Start of EXERCISE MATERIAL

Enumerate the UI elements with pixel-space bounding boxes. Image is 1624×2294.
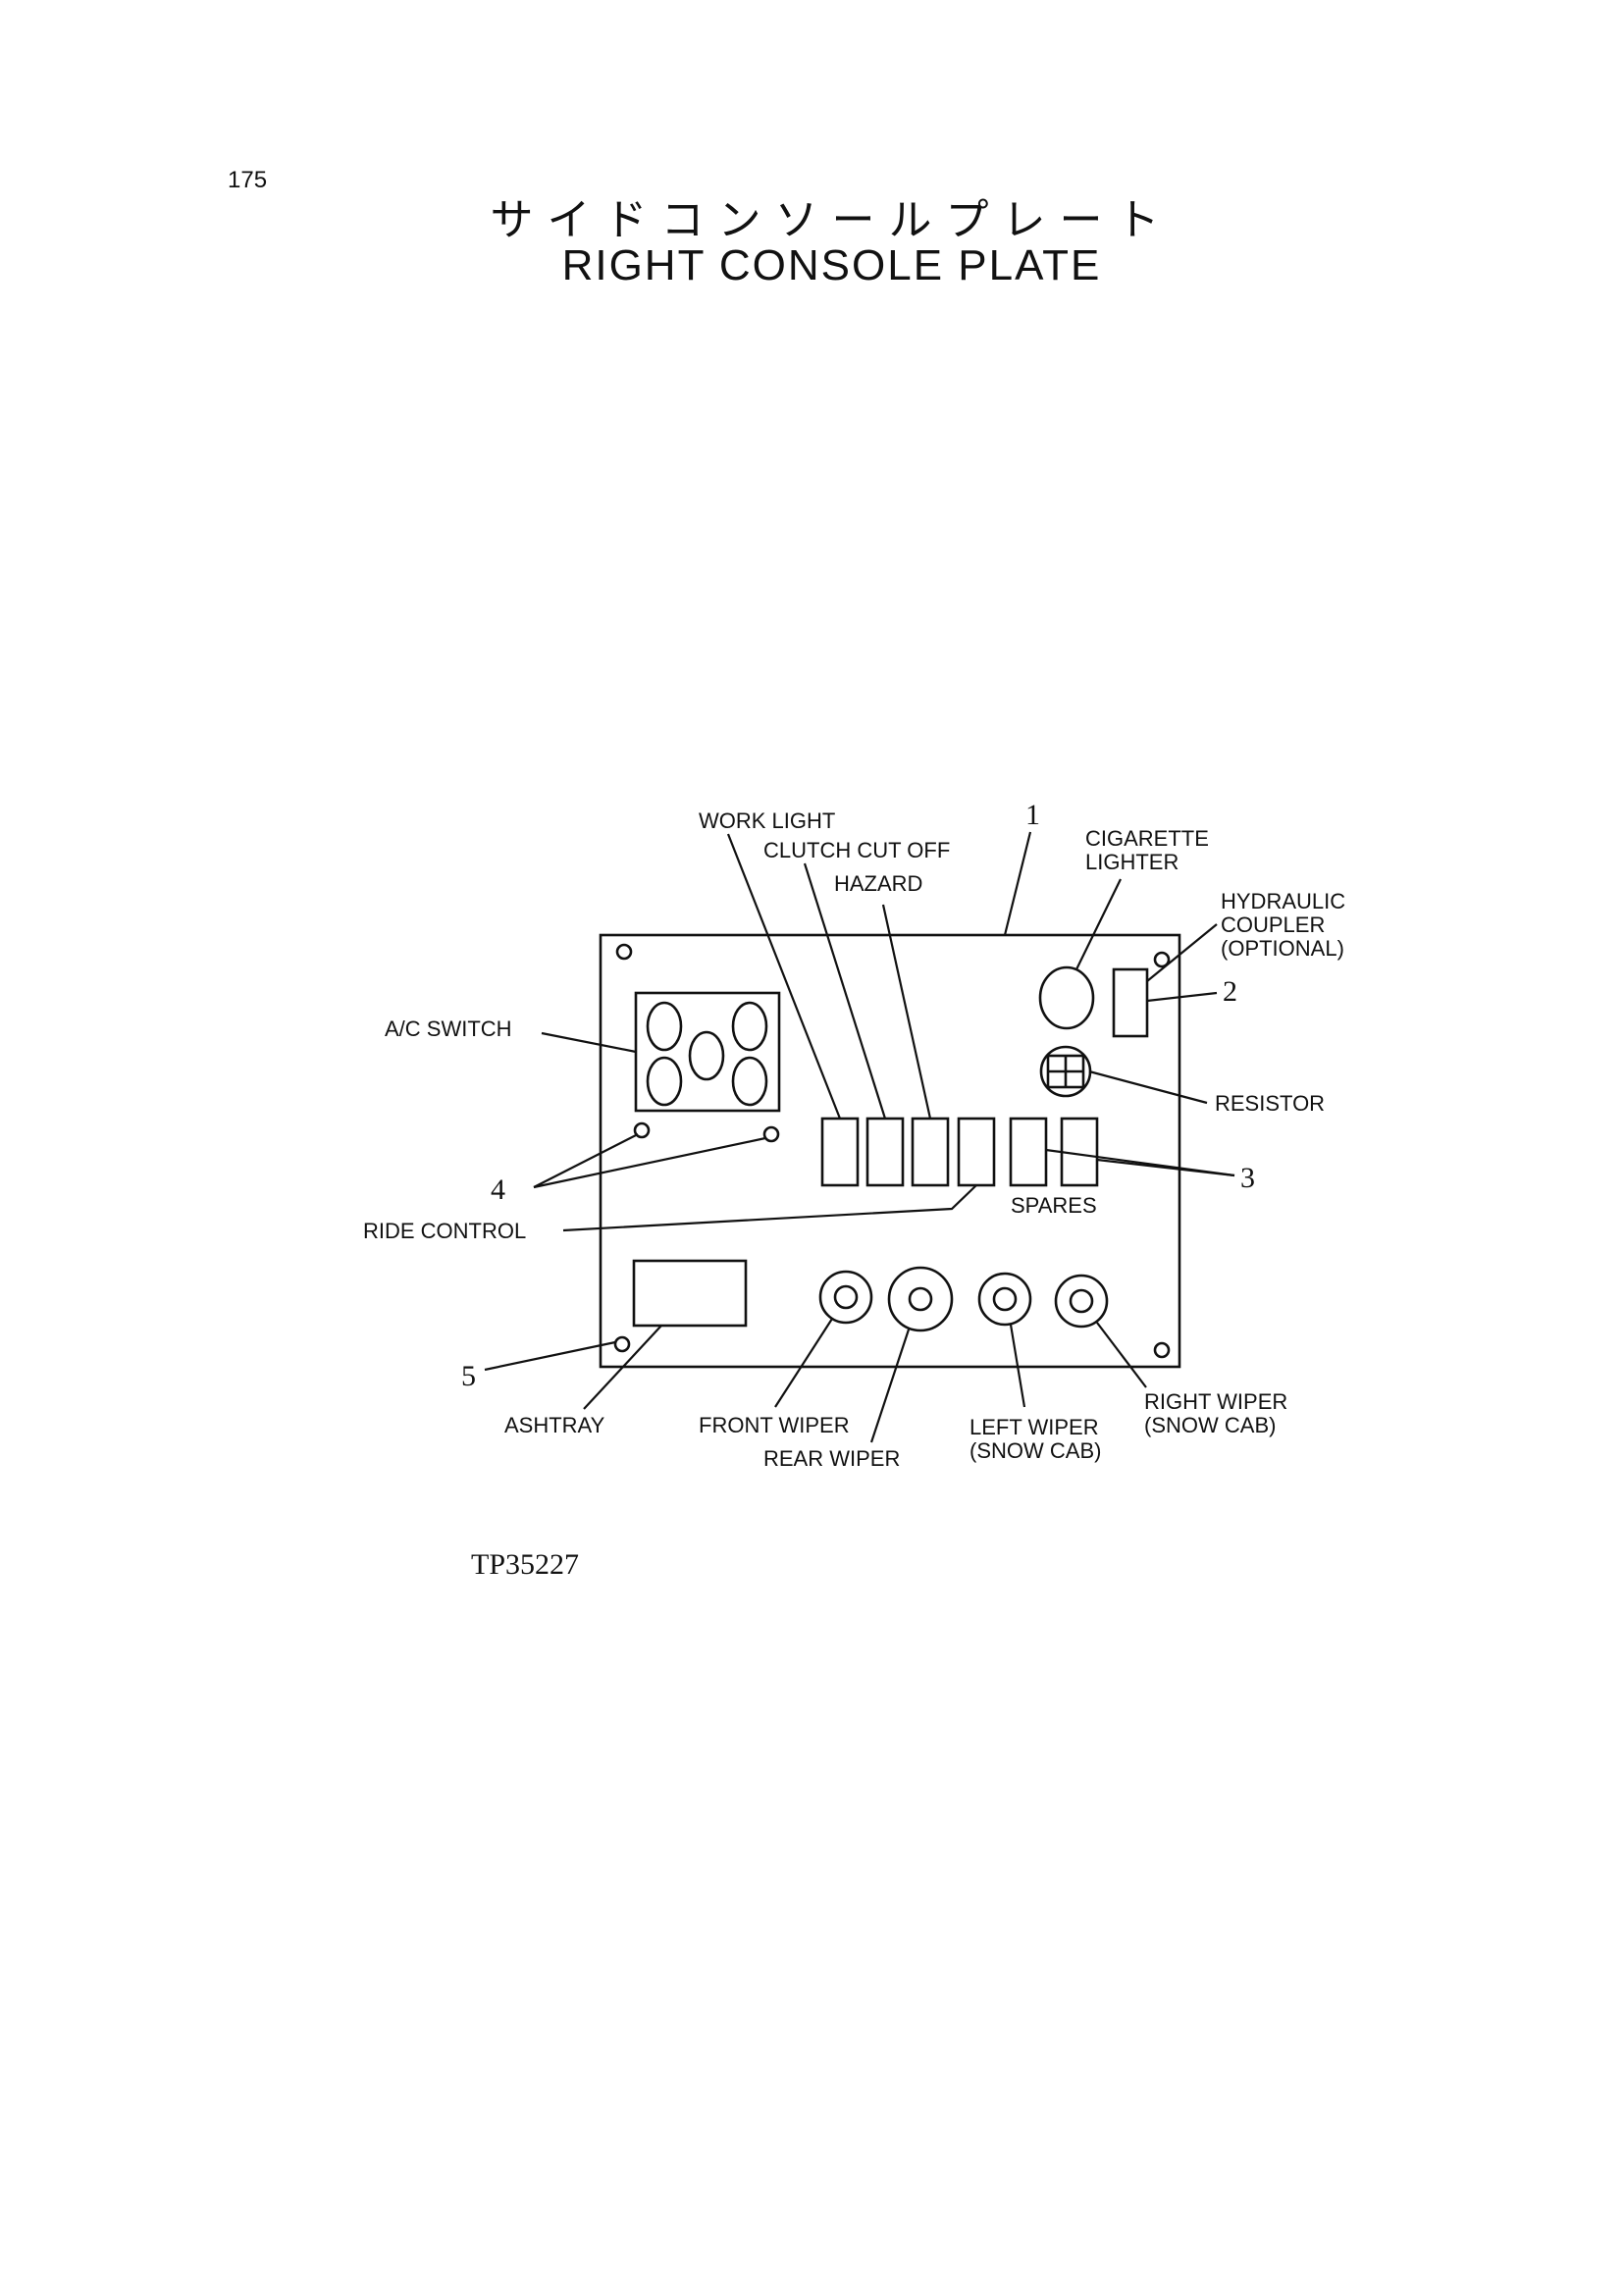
switch-ride-control <box>957 1117 996 1187</box>
leader-5 <box>484 1340 616 1372</box>
mount-hole-top-right <box>1153 951 1171 968</box>
leader-3b <box>1096 1158 1235 1177</box>
rear-wiper-inner <box>908 1286 933 1312</box>
label-work-light: WORK LIGHT <box>699 808 835 833</box>
leader-left-wiper <box>1009 1324 1026 1408</box>
label-left-wiper-1: LEFT WIPER <box>969 1415 1099 1439</box>
leader-right-wiper <box>1096 1322 1147 1388</box>
leader-1 <box>1003 831 1032 936</box>
label-ac-switch: A/C SWITCH <box>385 1017 512 1041</box>
right-wiper-outer <box>1054 1274 1109 1329</box>
leader-ride-control <box>562 1184 977 1232</box>
label-resistor: RESISTOR <box>1215 1091 1325 1116</box>
front-wiper-outer <box>818 1270 873 1325</box>
label-rear-wiper: REAR WIPER <box>763 1446 900 1471</box>
mount-hole-top-left <box>615 943 633 961</box>
label-hydraulic-coupler-2: COUPLER <box>1221 912 1325 937</box>
ac-switch-panel <box>634 991 781 1113</box>
leader-hydraulic-coupler <box>1146 923 1218 982</box>
cigarette-lighter <box>1038 965 1095 1030</box>
label-ashtray: ASHTRAY <box>504 1413 605 1437</box>
label-spares: SPARES <box>1011 1193 1097 1218</box>
label-hydraulic-coupler-3: (OPTIONAL) <box>1221 936 1344 961</box>
label-hazard: HAZARD <box>834 871 922 896</box>
ashtray <box>632 1259 748 1328</box>
front-wiper-inner <box>833 1284 859 1310</box>
leader-ac-switch <box>541 1031 637 1054</box>
leader-clutch-cut-off <box>803 862 887 1120</box>
switch-spare-1 <box>1009 1117 1048 1187</box>
callout-4: 4 <box>491 1173 505 1206</box>
label-cigarette-lighter-2: LIGHTER <box>1085 850 1179 874</box>
screw-hole-4a <box>633 1121 651 1139</box>
ac-knob-2 <box>731 1001 768 1052</box>
label-left-wiper-2: (SNOW CAB) <box>969 1438 1101 1463</box>
screw-hole-4b <box>762 1125 780 1143</box>
document-code: TP35227 <box>471 1548 580 1581</box>
leader-work-light <box>726 833 842 1120</box>
leader-ashtray <box>583 1325 662 1410</box>
leader-cigarette-lighter <box>1075 878 1122 970</box>
right-wiper-inner <box>1069 1288 1094 1314</box>
mount-hole-bottom-left <box>613 1335 631 1353</box>
rear-wiper-outer <box>887 1266 954 1332</box>
ac-knob-4 <box>646 1056 683 1107</box>
label-right-wiper-1: RIGHT WIPER <box>1144 1389 1287 1414</box>
label-right-wiper-2: (SNOW CAB) <box>1144 1413 1276 1437</box>
leader-hazard <box>881 904 932 1120</box>
switch-clutch-cut-off <box>865 1117 905 1187</box>
page-number: 175 <box>228 167 268 193</box>
label-clutch-cut-off: CLUTCH CUT OFF <box>763 838 950 862</box>
ac-knob-5 <box>731 1056 768 1107</box>
leader-2 <box>1146 991 1218 1003</box>
callout-3: 3 <box>1240 1162 1255 1194</box>
switch-work-light <box>820 1117 860 1187</box>
hydraulic-coupler-switch <box>1112 967 1149 1038</box>
label-cigarette-lighter-1: CIGARETTE <box>1085 826 1209 851</box>
callout-1: 1 <box>1025 799 1040 831</box>
label-front-wiper: FRONT WIPER <box>699 1413 850 1437</box>
title-english: RIGHT CONSOLE PLATE <box>561 241 1102 289</box>
leader-rear-wiper <box>869 1329 911 1443</box>
left-wiper-inner <box>992 1286 1018 1312</box>
label-ride-control: RIDE CONTROL <box>363 1219 526 1243</box>
callout-2: 2 <box>1223 975 1237 1008</box>
mount-hole-bottom-right <box>1153 1341 1171 1359</box>
leader-4b <box>533 1136 766 1189</box>
callout-5: 5 <box>461 1360 476 1392</box>
leader-front-wiper <box>774 1318 833 1408</box>
label-hydraulic-coupler-1: HYDRAULIC <box>1221 889 1345 913</box>
ac-knob-3 <box>688 1030 725 1081</box>
leader-4a <box>533 1133 639 1188</box>
leader-resistor <box>1088 1069 1208 1105</box>
ac-knob-1 <box>646 1001 683 1052</box>
left-wiper-outer <box>977 1272 1032 1327</box>
title-japanese: サイドコンソールプレート <box>490 195 1174 245</box>
switch-hazard <box>911 1117 950 1187</box>
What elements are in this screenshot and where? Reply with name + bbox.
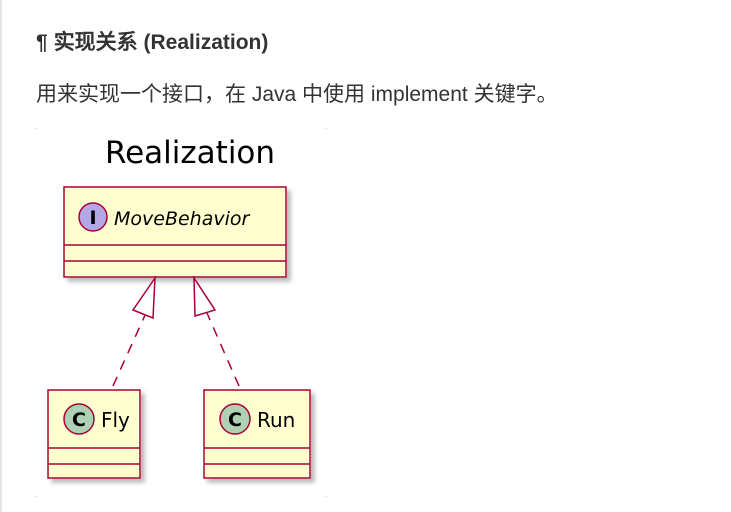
uml-diagram-svg: Realization I MoveBehavior C Fly <box>36 128 327 497</box>
class-stereotype-icon <box>219 403 251 435</box>
uml-diagram: Realization I MoveBehavior C Fly <box>36 128 328 500</box>
section-heading: ¶实现关系 (Realization) <box>36 26 268 56</box>
realization-arrow-fly <box>112 275 156 387</box>
class-stereotype-letter: C <box>72 409 86 431</box>
left-rule <box>0 0 2 512</box>
class-name-fly: Fly <box>101 408 130 432</box>
realization-arrow-run <box>193 275 240 387</box>
interface-box[interactable] <box>63 186 287 278</box>
interface-name: MoveBehavior <box>114 208 251 230</box>
diagram-frame <box>36 128 327 497</box>
class-stereotype-icon <box>63 403 95 435</box>
section-description: 用来实现一个接口，在 Java 中使用 implement 关键字。 <box>36 83 558 106</box>
class-stereotype-letter: C <box>228 409 242 431</box>
section-heading-text: 实现关系 (Realization) <box>53 31 269 54</box>
class-name-run: Run <box>257 408 295 432</box>
anchor-icon[interactable]: ¶ <box>36 31 48 54</box>
interface-stereotype-letter: I <box>89 207 96 229</box>
diagram-title: Realization <box>105 135 275 171</box>
class-box-run[interactable] <box>203 389 311 479</box>
class-box-fly[interactable] <box>47 389 141 479</box>
interface-stereotype-icon <box>78 202 108 232</box>
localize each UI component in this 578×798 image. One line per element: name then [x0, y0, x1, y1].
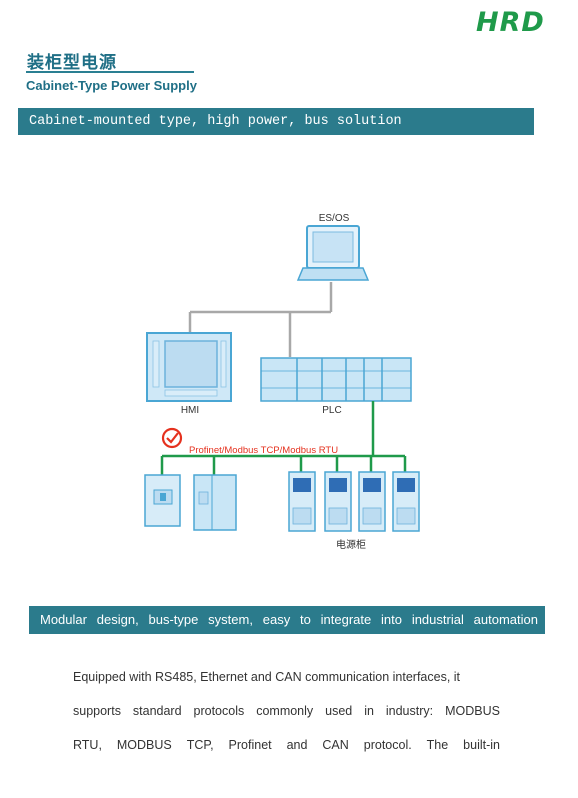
paragraph-word: supports: [73, 704, 121, 718]
paragraph-word: Equipped with RS485, Ethernet and CAN co…: [73, 670, 461, 684]
banner-word: bus-type: [148, 612, 199, 627]
banner-word: into: [381, 612, 403, 627]
banner-word: automation: [473, 612, 538, 627]
description-paragraph: Equipped with RS485, Ethernet and CAN co…: [73, 660, 500, 762]
feature-banner-top: Cabinet-mounted type, high power, bus so…: [18, 108, 534, 135]
banner-word: Modular: [40, 612, 87, 627]
bus-protocol-label: Profinet/Modbus TCP/Modbus RTU: [189, 445, 338, 456]
paragraph-word: TCP,: [186, 738, 214, 752]
hmi-panel: [146, 332, 232, 402]
paragraph-word: MODBUS: [116, 738, 172, 752]
paragraph-word: commonly: [256, 704, 314, 718]
paragraph-word: industry:: [385, 704, 434, 718]
paragraph-word: standard: [132, 704, 182, 718]
certification-badge-icon: [161, 427, 183, 449]
plc-unit: [260, 357, 412, 402]
network-diagram: ES/OS HMI PLC Prof: [144, 213, 420, 551]
paragraph-word: The: [426, 738, 449, 752]
es-os-label: ES/OS: [319, 213, 350, 224]
feature-banner-bottom: Modular design, bus-type system, easy to…: [29, 606, 545, 634]
breaker-module: [144, 474, 181, 527]
power-module-2: [324, 471, 352, 532]
hmi-label: HMI: [181, 405, 199, 416]
paragraph-word: MODBUS: [445, 704, 500, 718]
bus-lines: [160, 401, 407, 475]
logo-text: HRD: [476, 7, 545, 36]
paragraph-word: Profinet: [228, 738, 272, 752]
hrd-logo: HRD: [476, 7, 545, 36]
banner-word: integrate: [320, 612, 372, 627]
paragraph-word: protocols: [193, 704, 245, 718]
paragraph-line: supports standard protocols commonly use…: [73, 694, 500, 728]
title-divider: [26, 71, 194, 73]
paragraph-word: in: [364, 704, 374, 718]
banner-word: design,: [96, 612, 139, 627]
paragraph-word: protocol.: [363, 738, 412, 752]
ethernet-lines: [188, 282, 333, 357]
power-module-1: [288, 471, 316, 532]
paragraph-word: RTU,: [73, 738, 102, 752]
paragraph-line: Equipped with RS485, Ethernet and CAN co…: [73, 660, 500, 694]
paragraph-word: built-in: [463, 738, 500, 752]
cabinet-label: 电源柜: [336, 538, 366, 551]
banner-word: industrial: [411, 612, 464, 627]
page-title-en: Cabinet-Type Power Supply: [26, 78, 197, 93]
paragraph-line: RTU, MODBUS TCP, Profinet and CAN protoc…: [73, 728, 500, 762]
banner-word: easy: [262, 612, 291, 627]
paragraph-word: and: [286, 738, 308, 752]
paragraph-word: CAN: [322, 738, 349, 752]
paragraph-word: used: [325, 704, 353, 718]
page-title-cn: 装柜型电源: [27, 53, 117, 73]
laptop-icon: [296, 225, 370, 281]
power-module-4: [392, 471, 420, 532]
controller-module: [193, 474, 237, 531]
power-module-3: [358, 471, 386, 532]
banner-word: system,: [208, 612, 253, 627]
banner-word: to: [300, 612, 311, 627]
plc-label: PLC: [322, 405, 341, 416]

End of EXERCISE MATERIAL

#### DO THIS
Rewrite the part of the listing that opens with the line containing "paragraph-word: supports: [73, 704, 121, 718]" and closes with the line containing "page-title-en: Cabinet-Type Power" as a Markdown table with the columns Row and Entry. Number each line in order and leave out any blank lines.

#### TASK OUTPUT
| Row | Entry |
|---|---|
| 1 | paragraph-word: supports: [73, 704, 121, 718] |
| 2 | paragraph-word: Equipped with RS485, Ethernet and CAN co…: [73, 670, 461, 684] |
| 3 | banner-word: bus-type: [148, 612, 199, 627] |
| 4 | banner-word: into: [381, 612, 403, 627] |
| 5 | banner-word: automation: [473, 612, 538, 627] |
| 6 | description-paragraph: Equipped with RS485, Ethernet and CAN co…: [73, 660, 500, 762] |
| 7 | feature-banner-top: Cabinet-mounted type, high power, bus so…: [18, 108, 534, 135] |
| 8 | banner-word: Modular: [40, 612, 87, 627] |
| 9 | bus-protocol-label: Profinet/Modbus TCP/Modbus RTU: [189, 445, 338, 456] |
| 10 | paragraph-word: TCP,: [186, 738, 214, 752] |
| 11 | hmi-panel: [146, 332, 232, 402] |
| 12 | paragraph-word: MODBUS: [116, 738, 172, 752] |
| 13 | paragraph-word: commonly: [256, 704, 314, 718] |
| 14 | paragraph-word: industry:: [385, 704, 434, 718] |
| 15 | paragraph-word: standard: [132, 704, 182, 718] |
| 16 | certification-badge-icon: [161, 427, 183, 449] |
| 17 | plc-unit: [260, 357, 412, 402] |
| 18 | network-diagram: ES/OS HMI PLC Prof: [144, 213, 420, 551] |
| 19 | paragraph-word: The: [426, 738, 449, 752] |
| 20 | es-os-label: ES/OS: [319, 213, 350, 224] |
| 21 | feature-banner-bottom: Modular design, bus-type system, easy to…: [29, 606, 545, 634] |
| 22 | breaker-module: [144, 474, 181, 527] |
| 23 | power-module-2: [324, 471, 352, 532] |
| 24 | hmi-label: HMI: [181, 405, 199, 416] |
| 25 | paragraph-word: MODBUS: [445, 704, 500, 718] |
| 26 | bus-lines: [160, 401, 407, 475] |
| 27 | logo-text: HRD: [476, 7, 545, 36] |
| 28 | paragraph-word: Profinet: [228, 738, 272, 752] |
| 29 | hrd-logo: HRD: [476, 7, 545, 36] |
| 30 | banner-word: integrate: [320, 612, 372, 627] |
| 31 | paragraph-word: protocols: [193, 704, 245, 718] |
| 32 | paragraph-line: supports standard protocols commonly use…: [73, 694, 500, 728] |
| 33 | title-divider: [26, 71, 194, 73] |
| 34 | paragraph-word: in: [364, 704, 374, 718] |
| 35 | banner-word: design,: [96, 612, 139, 627] |
| 36 | paragraph-word: protocol.: [363, 738, 412, 752] |
| 37 | ethernet-lines: [188, 282, 333, 357] |
| 38 | power-module-1: [288, 471, 316, 532] |
| 39 | paragraph-word: RTU,: [73, 738, 102, 752] |
| 40 | paragraph-line: Equipped with RS485, Ethernet and CAN co…: [73, 660, 500, 694] |
| 41 | paragraph-word: built-in: [463, 738, 500, 752] |
| 42 | cabinet-label: 电源柜: [336, 538, 366, 551] |
| 43 | banner-word: industrial: [411, 612, 464, 627] |
| 44 | page-title-en: Cabinet-Type Power Supply: [26, 78, 197, 93] |